## Task instructions
Each record below should appear again exactly as written.

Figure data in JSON
——

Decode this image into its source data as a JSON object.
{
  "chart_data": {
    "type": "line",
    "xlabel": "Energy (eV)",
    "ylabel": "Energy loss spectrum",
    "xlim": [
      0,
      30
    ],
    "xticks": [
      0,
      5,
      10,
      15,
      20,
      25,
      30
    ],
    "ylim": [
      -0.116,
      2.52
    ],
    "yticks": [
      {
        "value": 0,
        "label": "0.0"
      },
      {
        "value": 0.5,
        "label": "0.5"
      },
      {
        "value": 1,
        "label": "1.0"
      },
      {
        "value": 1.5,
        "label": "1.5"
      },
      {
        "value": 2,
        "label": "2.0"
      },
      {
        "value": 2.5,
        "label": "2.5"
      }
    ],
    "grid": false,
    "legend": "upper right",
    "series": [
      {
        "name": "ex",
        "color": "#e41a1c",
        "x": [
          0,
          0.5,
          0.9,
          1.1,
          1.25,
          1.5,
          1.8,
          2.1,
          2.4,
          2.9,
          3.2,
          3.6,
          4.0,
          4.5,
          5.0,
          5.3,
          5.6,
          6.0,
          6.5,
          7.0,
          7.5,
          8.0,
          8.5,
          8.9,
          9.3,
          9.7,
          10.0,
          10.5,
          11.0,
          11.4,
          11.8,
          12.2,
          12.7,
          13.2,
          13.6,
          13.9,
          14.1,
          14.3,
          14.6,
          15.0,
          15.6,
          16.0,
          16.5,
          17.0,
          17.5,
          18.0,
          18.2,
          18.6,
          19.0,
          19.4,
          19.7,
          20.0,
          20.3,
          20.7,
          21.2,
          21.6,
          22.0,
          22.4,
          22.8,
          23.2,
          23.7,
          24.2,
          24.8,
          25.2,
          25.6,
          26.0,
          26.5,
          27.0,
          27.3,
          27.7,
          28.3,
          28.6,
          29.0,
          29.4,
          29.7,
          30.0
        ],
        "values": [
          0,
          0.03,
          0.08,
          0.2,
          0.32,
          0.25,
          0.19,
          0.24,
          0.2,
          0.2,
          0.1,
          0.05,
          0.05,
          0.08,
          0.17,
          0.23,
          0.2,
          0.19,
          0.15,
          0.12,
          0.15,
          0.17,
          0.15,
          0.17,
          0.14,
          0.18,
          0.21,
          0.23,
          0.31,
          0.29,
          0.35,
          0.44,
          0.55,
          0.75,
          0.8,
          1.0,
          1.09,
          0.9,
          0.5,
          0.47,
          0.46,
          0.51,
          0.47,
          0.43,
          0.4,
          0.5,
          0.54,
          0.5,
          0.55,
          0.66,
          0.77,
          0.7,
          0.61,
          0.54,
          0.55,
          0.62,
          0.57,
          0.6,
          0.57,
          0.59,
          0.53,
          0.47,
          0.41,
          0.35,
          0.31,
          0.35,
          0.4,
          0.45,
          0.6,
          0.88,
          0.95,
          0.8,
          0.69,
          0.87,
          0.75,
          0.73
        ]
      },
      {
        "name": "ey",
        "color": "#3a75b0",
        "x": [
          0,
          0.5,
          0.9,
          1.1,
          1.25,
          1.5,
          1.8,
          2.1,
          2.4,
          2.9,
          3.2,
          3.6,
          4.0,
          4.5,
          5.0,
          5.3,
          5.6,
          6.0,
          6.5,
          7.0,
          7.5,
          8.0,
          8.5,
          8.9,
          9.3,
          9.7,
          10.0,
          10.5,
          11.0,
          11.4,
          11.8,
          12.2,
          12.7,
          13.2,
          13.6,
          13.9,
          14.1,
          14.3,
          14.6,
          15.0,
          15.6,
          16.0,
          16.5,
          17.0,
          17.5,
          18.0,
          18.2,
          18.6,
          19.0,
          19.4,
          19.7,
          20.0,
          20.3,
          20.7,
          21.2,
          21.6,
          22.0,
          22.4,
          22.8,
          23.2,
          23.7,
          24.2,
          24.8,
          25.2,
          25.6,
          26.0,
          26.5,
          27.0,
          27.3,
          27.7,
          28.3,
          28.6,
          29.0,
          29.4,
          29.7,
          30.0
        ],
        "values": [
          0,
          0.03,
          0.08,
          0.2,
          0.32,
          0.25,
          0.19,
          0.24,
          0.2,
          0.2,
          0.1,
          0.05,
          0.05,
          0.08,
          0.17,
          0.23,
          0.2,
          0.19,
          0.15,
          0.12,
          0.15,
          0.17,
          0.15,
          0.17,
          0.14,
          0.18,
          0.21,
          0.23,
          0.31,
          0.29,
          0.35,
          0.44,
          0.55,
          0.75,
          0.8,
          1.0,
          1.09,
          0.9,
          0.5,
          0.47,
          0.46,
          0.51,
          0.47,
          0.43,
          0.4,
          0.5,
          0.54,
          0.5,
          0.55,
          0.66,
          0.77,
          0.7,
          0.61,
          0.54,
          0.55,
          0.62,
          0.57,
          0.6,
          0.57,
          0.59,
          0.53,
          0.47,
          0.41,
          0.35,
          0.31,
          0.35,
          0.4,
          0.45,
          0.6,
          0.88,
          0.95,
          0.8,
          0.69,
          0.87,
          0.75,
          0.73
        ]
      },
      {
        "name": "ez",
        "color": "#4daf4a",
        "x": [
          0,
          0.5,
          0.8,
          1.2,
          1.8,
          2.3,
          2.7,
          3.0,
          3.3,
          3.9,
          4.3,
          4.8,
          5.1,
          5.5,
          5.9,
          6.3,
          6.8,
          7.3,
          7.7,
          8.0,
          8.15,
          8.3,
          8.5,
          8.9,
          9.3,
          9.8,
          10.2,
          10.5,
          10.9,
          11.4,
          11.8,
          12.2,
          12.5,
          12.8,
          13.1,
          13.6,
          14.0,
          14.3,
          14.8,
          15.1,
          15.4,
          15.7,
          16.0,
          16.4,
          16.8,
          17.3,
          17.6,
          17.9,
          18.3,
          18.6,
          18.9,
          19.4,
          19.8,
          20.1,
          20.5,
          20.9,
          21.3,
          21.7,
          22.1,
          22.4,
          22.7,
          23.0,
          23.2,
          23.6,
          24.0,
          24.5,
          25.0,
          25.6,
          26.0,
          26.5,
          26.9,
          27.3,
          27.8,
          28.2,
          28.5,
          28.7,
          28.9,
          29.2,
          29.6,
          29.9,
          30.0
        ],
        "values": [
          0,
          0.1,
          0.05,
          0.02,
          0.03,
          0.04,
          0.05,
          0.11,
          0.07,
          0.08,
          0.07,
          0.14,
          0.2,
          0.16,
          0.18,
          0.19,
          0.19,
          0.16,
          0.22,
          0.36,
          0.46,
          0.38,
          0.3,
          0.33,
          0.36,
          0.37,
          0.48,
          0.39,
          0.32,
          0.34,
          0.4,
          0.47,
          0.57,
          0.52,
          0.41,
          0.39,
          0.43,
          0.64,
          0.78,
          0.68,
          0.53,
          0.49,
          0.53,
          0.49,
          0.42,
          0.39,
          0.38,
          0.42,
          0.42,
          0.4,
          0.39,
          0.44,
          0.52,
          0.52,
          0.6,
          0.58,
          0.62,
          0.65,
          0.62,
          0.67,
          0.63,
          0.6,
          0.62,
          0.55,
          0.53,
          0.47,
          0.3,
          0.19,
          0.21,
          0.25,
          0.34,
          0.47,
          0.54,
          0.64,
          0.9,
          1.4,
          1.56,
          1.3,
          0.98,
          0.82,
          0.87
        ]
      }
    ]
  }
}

——

## Output
Decode this image into its source data as a JSON object.
{
  "chart_data": {
    "type": "line",
    "xlabel": "Energy (eV)",
    "ylabel": "Energy loss spectrum",
    "xlim": [
      0,
      30
    ],
    "xticks": [
      0,
      5,
      10,
      15,
      20,
      25,
      30
    ],
    "ylim": [
      -0.116,
      2.52
    ],
    "yticks": [
      {
        "value": 0,
        "label": "0.0"
      },
      {
        "value": 0.5,
        "label": "0.5"
      },
      {
        "value": 1,
        "label": "1.0"
      },
      {
        "value": 1.5,
        "label": "1.5"
      },
      {
        "value": 2,
        "label": "2.0"
      },
      {
        "value": 2.5,
        "label": "2.5"
      }
    ],
    "grid": false,
    "legend": "upper right",
    "series": [
      {
        "name": "ex",
        "color": "#e41a1c",
        "x": [
          0,
          0.5,
          0.9,
          1.1,
          1.25,
          1.5,
          1.8,
          2.1,
          2.4,
          2.9,
          3.2,
          3.6,
          4.0,
          4.5,
          5.0,
          5.3,
          5.6,
          6.0,
          6.5,
          7.0,
          7.5,
          8.0,
          8.5,
          8.9,
          9.3,
          9.7,
          10.0,
          10.5,
          11.0,
          11.4,
          11.8,
          12.2,
          12.7,
          13.2,
          13.6,
          13.9,
          14.1,
          14.3,
          14.6,
          15.0,
          15.6,
          16.0,
          16.5,
          17.0,
          17.5,
          18.0,
          18.2,
          18.6,
          19.0,
          19.4,
          19.7,
          20.0,
          20.3,
          20.7,
          21.2,
          21.6,
          22.0,
          22.4,
          22.8,
          23.2,
          23.7,
          24.2,
          24.8,
          25.2,
          25.6,
          26.0,
          26.5,
          27.0,
          27.3,
          27.7,
          28.3,
          28.6,
          29.0,
          29.4,
          29.7,
          30.0
        ],
        "values": [
          0,
          0.03,
          0.08,
          0.2,
          0.32,
          0.25,
          0.19,
          0.24,
          0.2,
          0.2,
          0.1,
          0.05,
          0.05,
          0.08,
          0.17,
          0.23,
          0.2,
          0.19,
          0.15,
          0.12,
          0.15,
          0.17,
          0.15,
          0.17,
          0.14,
          0.18,
          0.21,
          0.23,
          0.31,
          0.29,
          0.35,
          0.44,
          0.55,
          0.75,
          0.8,
          1.0,
          1.09,
          0.9,
          0.5,
          0.47,
          0.46,
          0.51,
          0.47,
          0.43,
          0.4,
          0.5,
          0.54,
          0.5,
          0.55,
          0.66,
          0.77,
          0.7,
          0.61,
          0.54,
          0.55,
          0.62,
          0.57,
          0.6,
          0.57,
          0.59,
          0.53,
          0.47,
          0.41,
          0.35,
          0.31,
          0.35,
          0.4,
          0.45,
          0.6,
          0.88,
          0.95,
          0.8,
          0.69,
          0.87,
          0.75,
          0.73
        ]
      },
      {
        "name": "ey",
        "color": "#3a75b0",
        "x": [
          0,
          0.5,
          0.9,
          1.1,
          1.25,
          1.5,
          1.8,
          2.1,
          2.4,
          2.9,
          3.2,
          3.6,
          4.0,
          4.5,
          5.0,
          5.3,
          5.6,
          6.0,
          6.5,
          7.0,
          7.5,
          8.0,
          8.5,
          8.9,
          9.3,
          9.7,
          10.0,
          10.5,
          11.0,
          11.4,
          11.8,
          12.2,
          12.7,
          13.2,
          13.6,
          13.9,
          14.1,
          14.3,
          14.6,
          15.0,
          15.6,
          16.0,
          16.5,
          17.0,
          17.5,
          18.0,
          18.2,
          18.6,
          19.0,
          19.4,
          19.7,
          20.0,
          20.3,
          20.7,
          21.2,
          21.6,
          22.0,
          22.4,
          22.8,
          23.2,
          23.7,
          24.2,
          24.8,
          25.2,
          25.6,
          26.0,
          26.5,
          27.0,
          27.3,
          27.7,
          28.3,
          28.6,
          29.0,
          29.4,
          29.7,
          30.0
        ],
        "values": [
          0,
          0.03,
          0.08,
          0.2,
          0.32,
          0.25,
          0.19,
          0.24,
          0.2,
          0.2,
          0.1,
          0.05,
          0.05,
          0.08,
          0.17,
          0.23,
          0.2,
          0.19,
          0.15,
          0.12,
          0.15,
          0.17,
          0.15,
          0.17,
          0.14,
          0.18,
          0.21,
          0.23,
          0.31,
          0.29,
          0.35,
          0.44,
          0.55,
          0.75,
          0.8,
          1.0,
          1.09,
          0.9,
          0.5,
          0.47,
          0.46,
          0.51,
          0.47,
          0.43,
          0.4,
          0.5,
          0.54,
          0.5,
          0.55,
          0.66,
          0.77,
          0.7,
          0.61,
          0.54,
          0.55,
          0.62,
          0.57,
          0.6,
          0.57,
          0.59,
          0.53,
          0.47,
          0.41,
          0.35,
          0.31,
          0.35,
          0.4,
          0.45,
          0.6,
          0.88,
          0.95,
          0.8,
          0.69,
          0.87,
          0.75,
          0.73
        ]
      },
      {
        "name": "ez",
        "color": "#4daf4a",
        "x": [
          0,
          0.5,
          0.8,
          1.2,
          1.8,
          2.3,
          2.7,
          3.0,
          3.3,
          3.9,
          4.3,
          4.8,
          5.1,
          5.5,
          5.9,
          6.3,
          6.8,
          7.3,
          7.7,
          8.0,
          8.15,
          8.3,
          8.5,
          8.9,
          9.3,
          9.8,
          10.2,
          10.5,
          10.9,
          11.4,
          11.8,
          12.2,
          12.5,
          12.8,
          13.1,
          13.6,
          14.0,
          14.3,
          14.8,
          15.1,
          15.4,
          15.7,
          16.0,
          16.4,
          16.8,
          17.3,
          17.6,
          17.9,
          18.3,
          18.6,
          18.9,
          19.4,
          19.8,
          20.1,
          20.5,
          20.9,
          21.3,
          21.7,
          22.1,
          22.4,
          22.7,
          23.0,
          23.2,
          23.6,
          24.0,
          24.5,
          25.0,
          25.6,
          26.0,
          26.5,
          26.9,
          27.3,
          27.8,
          28.2,
          28.5,
          28.7,
          28.9,
          29.2,
          29.6,
          29.9,
          30.0
        ],
        "values": [
          0,
          0.1,
          0.05,
          0.02,
          0.03,
          0.04,
          0.05,
          0.11,
          0.07,
          0.08,
          0.07,
          0.14,
          0.2,
          0.16,
          0.18,
          0.19,
          0.19,
          0.16,
          0.22,
          0.36,
          0.46,
          0.38,
          0.3,
          0.33,
          0.36,
          0.37,
          0.48,
          0.39,
          0.32,
          0.34,
          0.4,
          0.47,
          0.57,
          0.52,
          0.41,
          0.39,
          0.43,
          0.64,
          0.78,
          0.68,
          0.53,
          0.49,
          0.53,
          0.49,
          0.42,
          0.39,
          0.38,
          0.42,
          0.42,
          0.4,
          0.39,
          0.44,
          0.52,
          0.52,
          0.6,
          0.58,
          0.62,
          0.65,
          0.62,
          0.67,
          0.63,
          0.6,
          0.62,
          0.55,
          0.53,
          0.47,
          0.3,
          0.19,
          0.21,
          0.25,
          0.34,
          0.47,
          0.54,
          0.64,
          0.9,
          1.4,
          1.56,
          1.3,
          0.98,
          0.82,
          0.87
        ]
      }
    ]
  }
}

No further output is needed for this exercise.